— Start of RECORDS —

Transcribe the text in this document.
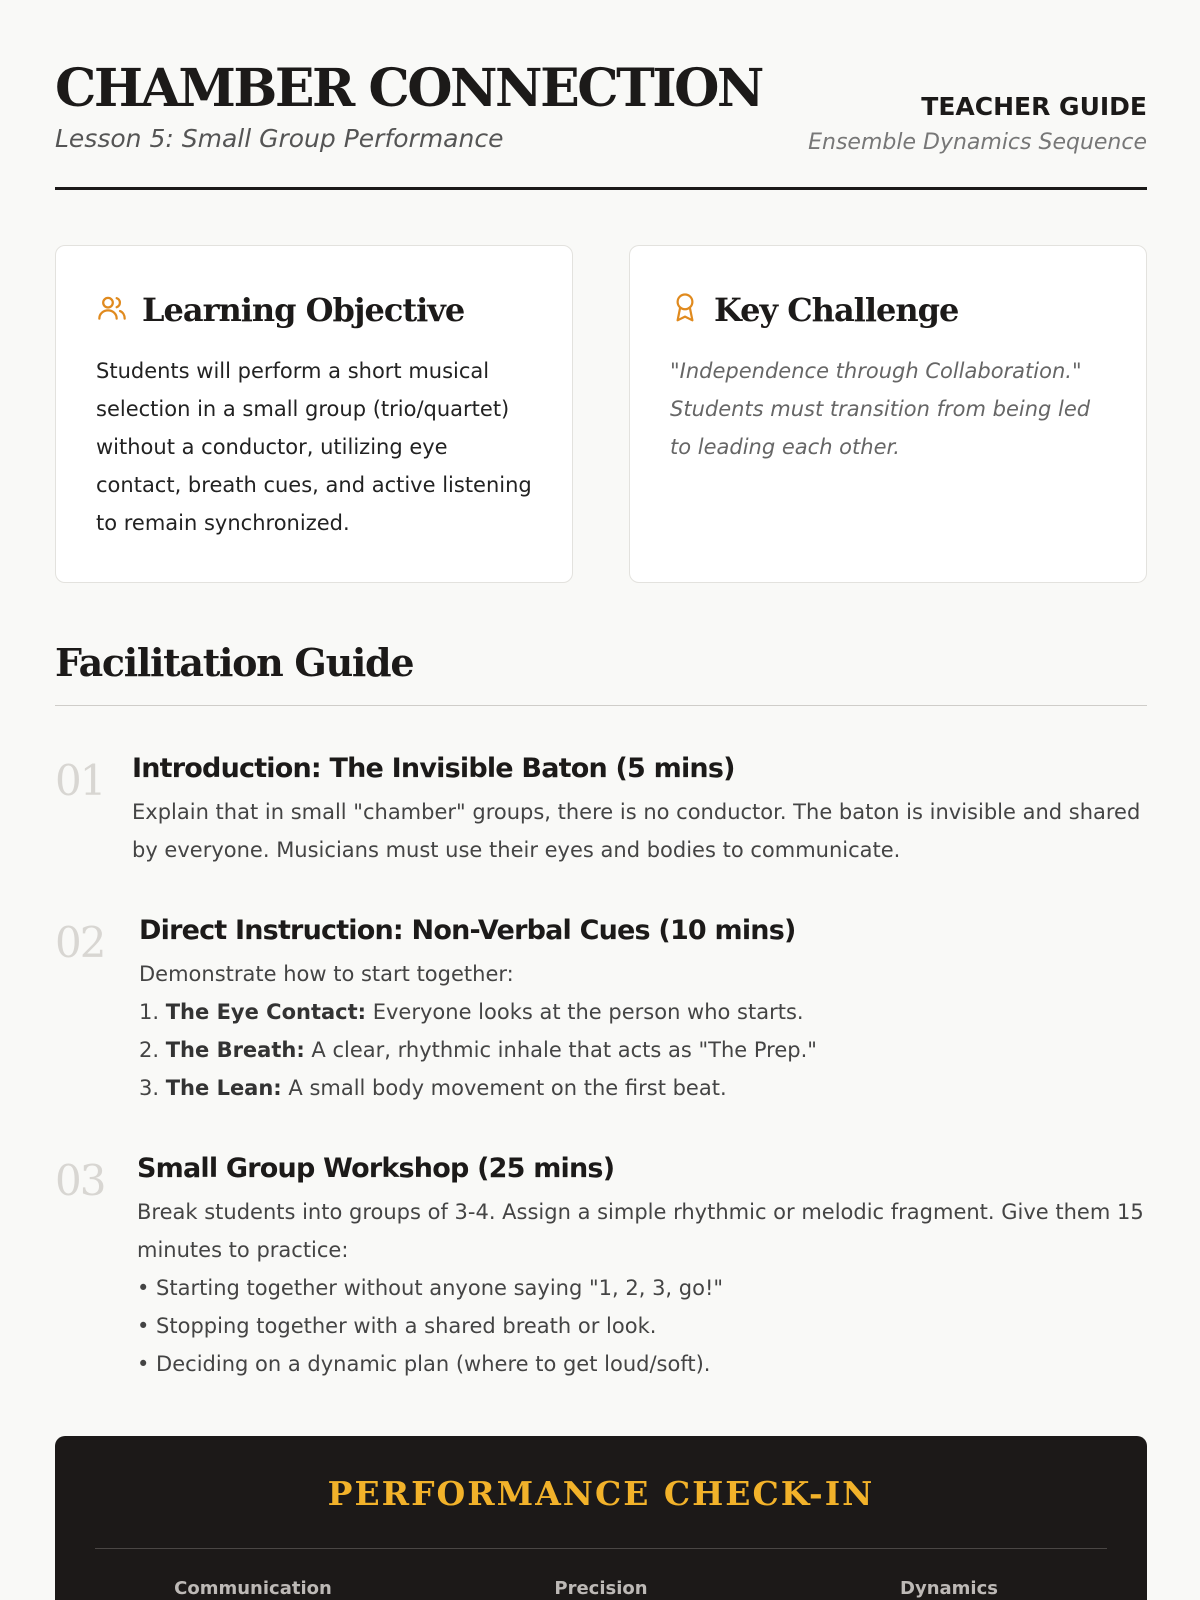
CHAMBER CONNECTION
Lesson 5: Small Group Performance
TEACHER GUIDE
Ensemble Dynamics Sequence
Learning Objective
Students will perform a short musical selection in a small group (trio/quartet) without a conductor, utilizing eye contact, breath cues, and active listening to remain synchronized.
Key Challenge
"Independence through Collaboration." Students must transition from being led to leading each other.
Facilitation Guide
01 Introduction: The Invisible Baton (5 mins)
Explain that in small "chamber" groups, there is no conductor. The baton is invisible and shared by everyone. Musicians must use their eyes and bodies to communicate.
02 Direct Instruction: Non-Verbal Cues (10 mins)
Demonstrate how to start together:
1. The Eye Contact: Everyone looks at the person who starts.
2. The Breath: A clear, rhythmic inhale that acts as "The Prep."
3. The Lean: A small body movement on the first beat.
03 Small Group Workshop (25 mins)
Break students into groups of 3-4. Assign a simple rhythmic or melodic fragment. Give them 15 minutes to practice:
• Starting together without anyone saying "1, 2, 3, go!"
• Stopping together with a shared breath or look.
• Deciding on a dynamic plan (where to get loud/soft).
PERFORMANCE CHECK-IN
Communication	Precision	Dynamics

— End of RECORDS —

Reproduce the entries above without change, omitting all pictures.

Transcribe the text in this document.
CHAMBER CONNECTION
Lesson 5: Small Group Performance
TEACHER GUIDE
Ensemble Dynamics Sequence
Learning Objective
Students will perform a short musical selection in a small group (trio/quartet) without a conductor, utilizing eye contact, breath cues, and active listening to remain synchronized.
Key Challenge
"Independence through Collaboration." Students must transition from being led to leading each other.
Facilitation Guide
01 Introduction: The Invisible Baton (5 mins)
Explain that in small "chamber" groups, there is no conductor. The baton is invisible and shared by everyone. Musicians must use their eyes and bodies to communicate.
02 Direct Instruction: Non-Verbal Cues (10 mins)
Demonstrate how to start together:
1. The Eye Contact: Everyone looks at the person who starts.
2. The Breath: A clear, rhythmic inhale that acts as "The Prep."
3. The Lean: A small body movement on the first beat.
03 Small Group Workshop (25 mins)
Break students into groups of 3-4. Assign a simple rhythmic or melodic fragment. Give them 15 minutes to practice:
• Starting together without anyone saying "1, 2, 3, go!"
• Stopping together with a shared breath or look.
• Deciding on a dynamic plan (where to get loud/soft).
PERFORMANCE CHECK-IN
Communication	Precision	Dynamics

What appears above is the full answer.